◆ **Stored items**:
▬▬▬

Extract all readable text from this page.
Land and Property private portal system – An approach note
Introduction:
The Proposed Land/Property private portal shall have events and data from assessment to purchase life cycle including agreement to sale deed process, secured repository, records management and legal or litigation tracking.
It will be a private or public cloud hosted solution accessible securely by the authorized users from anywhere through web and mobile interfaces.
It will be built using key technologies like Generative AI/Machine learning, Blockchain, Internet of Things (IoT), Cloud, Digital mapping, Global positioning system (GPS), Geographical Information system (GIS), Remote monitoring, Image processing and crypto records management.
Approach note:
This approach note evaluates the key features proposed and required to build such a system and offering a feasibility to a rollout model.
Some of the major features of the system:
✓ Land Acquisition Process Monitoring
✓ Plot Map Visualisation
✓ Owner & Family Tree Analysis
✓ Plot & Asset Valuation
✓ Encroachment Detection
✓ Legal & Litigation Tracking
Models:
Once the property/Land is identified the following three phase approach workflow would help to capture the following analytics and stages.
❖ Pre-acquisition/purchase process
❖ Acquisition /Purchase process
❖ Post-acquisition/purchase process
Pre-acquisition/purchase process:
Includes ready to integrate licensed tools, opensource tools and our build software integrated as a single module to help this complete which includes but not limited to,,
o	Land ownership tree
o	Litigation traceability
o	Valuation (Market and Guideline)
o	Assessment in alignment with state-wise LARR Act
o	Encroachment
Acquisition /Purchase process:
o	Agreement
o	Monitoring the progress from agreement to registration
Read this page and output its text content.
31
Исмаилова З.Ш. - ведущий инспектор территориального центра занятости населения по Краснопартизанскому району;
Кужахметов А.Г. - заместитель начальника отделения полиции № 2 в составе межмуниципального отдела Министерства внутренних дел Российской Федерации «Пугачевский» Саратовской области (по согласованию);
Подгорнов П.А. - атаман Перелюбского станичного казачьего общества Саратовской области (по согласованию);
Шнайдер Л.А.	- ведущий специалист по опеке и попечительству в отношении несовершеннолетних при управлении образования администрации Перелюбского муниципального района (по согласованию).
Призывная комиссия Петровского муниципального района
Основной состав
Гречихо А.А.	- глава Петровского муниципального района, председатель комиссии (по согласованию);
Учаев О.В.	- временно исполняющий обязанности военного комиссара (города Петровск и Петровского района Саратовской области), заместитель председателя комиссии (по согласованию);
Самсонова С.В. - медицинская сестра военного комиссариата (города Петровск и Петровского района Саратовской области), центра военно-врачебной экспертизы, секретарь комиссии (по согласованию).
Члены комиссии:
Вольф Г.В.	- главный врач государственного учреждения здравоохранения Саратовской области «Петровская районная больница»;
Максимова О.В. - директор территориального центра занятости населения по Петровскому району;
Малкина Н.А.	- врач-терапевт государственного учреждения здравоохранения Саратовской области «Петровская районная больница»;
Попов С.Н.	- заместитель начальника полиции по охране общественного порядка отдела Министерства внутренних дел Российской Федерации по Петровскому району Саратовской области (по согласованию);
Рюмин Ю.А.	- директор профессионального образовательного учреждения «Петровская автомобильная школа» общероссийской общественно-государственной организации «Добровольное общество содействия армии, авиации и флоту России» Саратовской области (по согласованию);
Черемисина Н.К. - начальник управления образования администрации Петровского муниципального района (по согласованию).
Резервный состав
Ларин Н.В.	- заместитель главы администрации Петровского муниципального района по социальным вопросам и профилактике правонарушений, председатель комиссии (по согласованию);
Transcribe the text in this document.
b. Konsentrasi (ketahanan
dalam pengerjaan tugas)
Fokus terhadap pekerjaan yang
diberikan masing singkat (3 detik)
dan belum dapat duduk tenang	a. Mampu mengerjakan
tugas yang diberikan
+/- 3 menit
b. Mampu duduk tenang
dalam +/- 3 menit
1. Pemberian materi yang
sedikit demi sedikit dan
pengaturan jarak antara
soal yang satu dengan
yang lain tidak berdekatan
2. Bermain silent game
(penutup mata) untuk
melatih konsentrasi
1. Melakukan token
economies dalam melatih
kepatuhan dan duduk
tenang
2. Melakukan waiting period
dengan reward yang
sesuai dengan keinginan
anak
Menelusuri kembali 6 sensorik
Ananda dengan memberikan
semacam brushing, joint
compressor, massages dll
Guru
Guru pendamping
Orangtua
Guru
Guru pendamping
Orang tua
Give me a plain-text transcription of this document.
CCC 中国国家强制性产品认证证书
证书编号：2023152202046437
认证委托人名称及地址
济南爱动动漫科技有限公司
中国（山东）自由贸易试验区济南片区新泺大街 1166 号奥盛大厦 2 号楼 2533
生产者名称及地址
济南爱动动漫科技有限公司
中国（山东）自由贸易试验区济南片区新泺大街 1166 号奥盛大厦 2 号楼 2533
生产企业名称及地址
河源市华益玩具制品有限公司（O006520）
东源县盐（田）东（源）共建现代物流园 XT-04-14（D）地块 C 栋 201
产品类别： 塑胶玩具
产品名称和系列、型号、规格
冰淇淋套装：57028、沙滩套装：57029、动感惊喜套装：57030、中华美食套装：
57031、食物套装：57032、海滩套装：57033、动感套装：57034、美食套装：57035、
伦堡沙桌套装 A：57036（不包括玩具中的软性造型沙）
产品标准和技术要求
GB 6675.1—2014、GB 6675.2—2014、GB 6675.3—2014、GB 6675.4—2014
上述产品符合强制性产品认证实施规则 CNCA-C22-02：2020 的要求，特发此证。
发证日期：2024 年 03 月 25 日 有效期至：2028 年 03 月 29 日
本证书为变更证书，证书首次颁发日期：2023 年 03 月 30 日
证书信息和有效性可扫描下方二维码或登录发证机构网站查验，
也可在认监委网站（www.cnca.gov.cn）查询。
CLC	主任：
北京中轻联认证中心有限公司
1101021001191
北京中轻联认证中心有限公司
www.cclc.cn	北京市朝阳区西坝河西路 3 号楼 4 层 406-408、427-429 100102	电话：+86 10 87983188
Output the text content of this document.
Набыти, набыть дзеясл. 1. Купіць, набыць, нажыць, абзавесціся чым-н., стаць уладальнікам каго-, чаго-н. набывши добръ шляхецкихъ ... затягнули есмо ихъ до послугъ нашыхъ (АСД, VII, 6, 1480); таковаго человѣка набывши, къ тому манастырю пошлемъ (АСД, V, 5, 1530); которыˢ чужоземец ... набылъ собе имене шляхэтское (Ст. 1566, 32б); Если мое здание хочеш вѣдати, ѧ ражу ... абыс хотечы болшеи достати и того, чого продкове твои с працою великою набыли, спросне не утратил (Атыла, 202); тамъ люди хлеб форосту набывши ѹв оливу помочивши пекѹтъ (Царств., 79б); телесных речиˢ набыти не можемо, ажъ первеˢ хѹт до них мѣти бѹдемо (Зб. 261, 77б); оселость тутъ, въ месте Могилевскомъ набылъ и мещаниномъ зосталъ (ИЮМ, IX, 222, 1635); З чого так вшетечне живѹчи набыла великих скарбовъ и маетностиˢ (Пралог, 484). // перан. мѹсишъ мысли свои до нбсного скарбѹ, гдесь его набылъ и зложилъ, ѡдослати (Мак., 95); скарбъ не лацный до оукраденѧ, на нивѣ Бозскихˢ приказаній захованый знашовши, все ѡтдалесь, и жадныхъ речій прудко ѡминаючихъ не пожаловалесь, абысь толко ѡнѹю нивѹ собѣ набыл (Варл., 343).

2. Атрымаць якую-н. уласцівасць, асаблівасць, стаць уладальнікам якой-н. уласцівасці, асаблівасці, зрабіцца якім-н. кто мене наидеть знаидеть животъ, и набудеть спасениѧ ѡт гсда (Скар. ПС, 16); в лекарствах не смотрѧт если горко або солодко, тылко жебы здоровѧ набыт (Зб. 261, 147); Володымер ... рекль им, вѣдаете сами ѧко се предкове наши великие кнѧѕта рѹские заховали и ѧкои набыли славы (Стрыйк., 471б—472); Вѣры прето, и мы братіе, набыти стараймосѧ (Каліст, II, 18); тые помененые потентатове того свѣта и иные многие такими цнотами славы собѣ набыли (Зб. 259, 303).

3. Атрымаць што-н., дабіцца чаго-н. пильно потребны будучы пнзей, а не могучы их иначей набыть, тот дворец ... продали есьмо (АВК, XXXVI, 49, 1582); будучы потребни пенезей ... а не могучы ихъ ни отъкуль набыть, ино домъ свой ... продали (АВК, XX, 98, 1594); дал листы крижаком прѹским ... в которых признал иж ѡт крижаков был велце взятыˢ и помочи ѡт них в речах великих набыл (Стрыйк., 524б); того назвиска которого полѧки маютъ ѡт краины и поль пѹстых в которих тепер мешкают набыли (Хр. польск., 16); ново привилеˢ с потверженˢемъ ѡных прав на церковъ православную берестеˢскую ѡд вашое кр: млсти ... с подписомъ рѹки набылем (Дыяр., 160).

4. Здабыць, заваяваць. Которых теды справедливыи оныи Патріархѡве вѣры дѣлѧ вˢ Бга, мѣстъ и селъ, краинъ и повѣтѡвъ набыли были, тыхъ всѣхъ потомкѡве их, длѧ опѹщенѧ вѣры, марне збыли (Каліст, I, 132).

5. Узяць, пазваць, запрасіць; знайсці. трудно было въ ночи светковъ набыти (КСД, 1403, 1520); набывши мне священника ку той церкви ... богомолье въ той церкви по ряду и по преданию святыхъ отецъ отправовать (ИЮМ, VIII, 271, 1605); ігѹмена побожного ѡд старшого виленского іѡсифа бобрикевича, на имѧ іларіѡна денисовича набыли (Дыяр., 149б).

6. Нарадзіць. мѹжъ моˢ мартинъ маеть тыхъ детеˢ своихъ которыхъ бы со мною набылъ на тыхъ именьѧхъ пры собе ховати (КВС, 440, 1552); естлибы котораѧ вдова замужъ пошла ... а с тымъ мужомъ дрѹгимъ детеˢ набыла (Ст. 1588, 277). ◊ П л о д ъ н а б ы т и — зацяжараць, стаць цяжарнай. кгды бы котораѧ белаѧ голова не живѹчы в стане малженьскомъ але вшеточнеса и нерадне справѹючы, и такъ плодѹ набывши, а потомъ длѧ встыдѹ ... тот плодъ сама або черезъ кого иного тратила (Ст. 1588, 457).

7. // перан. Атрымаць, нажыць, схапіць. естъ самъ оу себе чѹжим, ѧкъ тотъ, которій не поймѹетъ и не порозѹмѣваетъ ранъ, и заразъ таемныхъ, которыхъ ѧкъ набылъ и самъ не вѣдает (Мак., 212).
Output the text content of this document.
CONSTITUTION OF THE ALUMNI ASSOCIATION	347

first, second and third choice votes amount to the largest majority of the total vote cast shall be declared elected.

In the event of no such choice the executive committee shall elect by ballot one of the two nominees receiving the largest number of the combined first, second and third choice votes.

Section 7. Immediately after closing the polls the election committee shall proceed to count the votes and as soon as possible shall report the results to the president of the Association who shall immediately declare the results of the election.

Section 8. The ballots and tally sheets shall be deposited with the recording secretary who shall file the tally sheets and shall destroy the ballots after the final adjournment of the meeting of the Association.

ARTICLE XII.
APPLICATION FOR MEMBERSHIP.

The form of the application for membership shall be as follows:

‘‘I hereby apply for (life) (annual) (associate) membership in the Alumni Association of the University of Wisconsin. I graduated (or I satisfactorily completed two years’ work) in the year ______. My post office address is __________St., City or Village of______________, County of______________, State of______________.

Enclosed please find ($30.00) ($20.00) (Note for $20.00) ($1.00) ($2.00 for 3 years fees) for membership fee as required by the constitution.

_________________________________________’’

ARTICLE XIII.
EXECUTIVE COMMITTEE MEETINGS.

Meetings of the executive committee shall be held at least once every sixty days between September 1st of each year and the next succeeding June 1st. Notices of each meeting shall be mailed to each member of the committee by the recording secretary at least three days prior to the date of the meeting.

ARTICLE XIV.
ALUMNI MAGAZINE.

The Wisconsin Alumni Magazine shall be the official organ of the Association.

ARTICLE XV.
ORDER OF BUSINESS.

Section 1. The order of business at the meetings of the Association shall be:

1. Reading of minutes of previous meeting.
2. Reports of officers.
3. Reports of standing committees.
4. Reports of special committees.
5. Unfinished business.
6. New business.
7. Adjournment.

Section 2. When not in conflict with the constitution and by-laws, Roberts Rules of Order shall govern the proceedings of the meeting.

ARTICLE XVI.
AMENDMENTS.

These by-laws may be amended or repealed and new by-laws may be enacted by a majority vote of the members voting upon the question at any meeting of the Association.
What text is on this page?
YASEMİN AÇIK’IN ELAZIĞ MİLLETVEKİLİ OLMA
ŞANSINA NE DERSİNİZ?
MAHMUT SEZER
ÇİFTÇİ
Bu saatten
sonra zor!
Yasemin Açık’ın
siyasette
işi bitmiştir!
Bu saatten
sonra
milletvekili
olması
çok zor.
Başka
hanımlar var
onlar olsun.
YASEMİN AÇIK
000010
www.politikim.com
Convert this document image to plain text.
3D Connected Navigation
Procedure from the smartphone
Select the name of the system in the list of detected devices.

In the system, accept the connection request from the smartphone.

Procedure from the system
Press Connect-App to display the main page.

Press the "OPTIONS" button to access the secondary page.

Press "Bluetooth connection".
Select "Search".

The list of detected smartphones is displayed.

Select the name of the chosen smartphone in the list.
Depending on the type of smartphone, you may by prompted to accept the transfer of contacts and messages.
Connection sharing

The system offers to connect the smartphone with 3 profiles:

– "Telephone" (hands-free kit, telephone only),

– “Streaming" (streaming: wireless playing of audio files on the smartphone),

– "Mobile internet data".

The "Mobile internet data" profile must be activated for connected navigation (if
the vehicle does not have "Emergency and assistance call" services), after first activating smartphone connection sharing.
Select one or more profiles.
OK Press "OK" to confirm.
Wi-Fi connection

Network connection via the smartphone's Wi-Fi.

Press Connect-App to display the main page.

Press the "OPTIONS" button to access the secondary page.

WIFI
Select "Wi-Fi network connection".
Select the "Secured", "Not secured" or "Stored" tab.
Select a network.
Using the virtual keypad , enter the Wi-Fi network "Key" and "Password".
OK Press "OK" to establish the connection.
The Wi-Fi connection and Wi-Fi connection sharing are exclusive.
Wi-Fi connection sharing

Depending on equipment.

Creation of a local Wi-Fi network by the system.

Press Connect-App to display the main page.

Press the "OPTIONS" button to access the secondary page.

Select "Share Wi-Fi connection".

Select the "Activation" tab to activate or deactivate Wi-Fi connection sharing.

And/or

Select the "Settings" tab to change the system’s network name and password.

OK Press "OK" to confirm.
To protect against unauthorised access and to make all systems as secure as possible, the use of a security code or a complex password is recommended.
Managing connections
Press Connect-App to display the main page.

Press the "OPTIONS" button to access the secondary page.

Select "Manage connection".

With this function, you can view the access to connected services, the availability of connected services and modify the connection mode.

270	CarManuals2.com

▬▬▬

◆ **What the exercise asks**: Report each line of the material above where the word "занятости" appears.

◆ **Solution to this problem**:
Исмаилова З.Ш. - ведущий инспектор территориального центра занятости населения по Краснопартизанскому району;
Максимова О.В. - директор территориального центра занятости населения по Петровскому району;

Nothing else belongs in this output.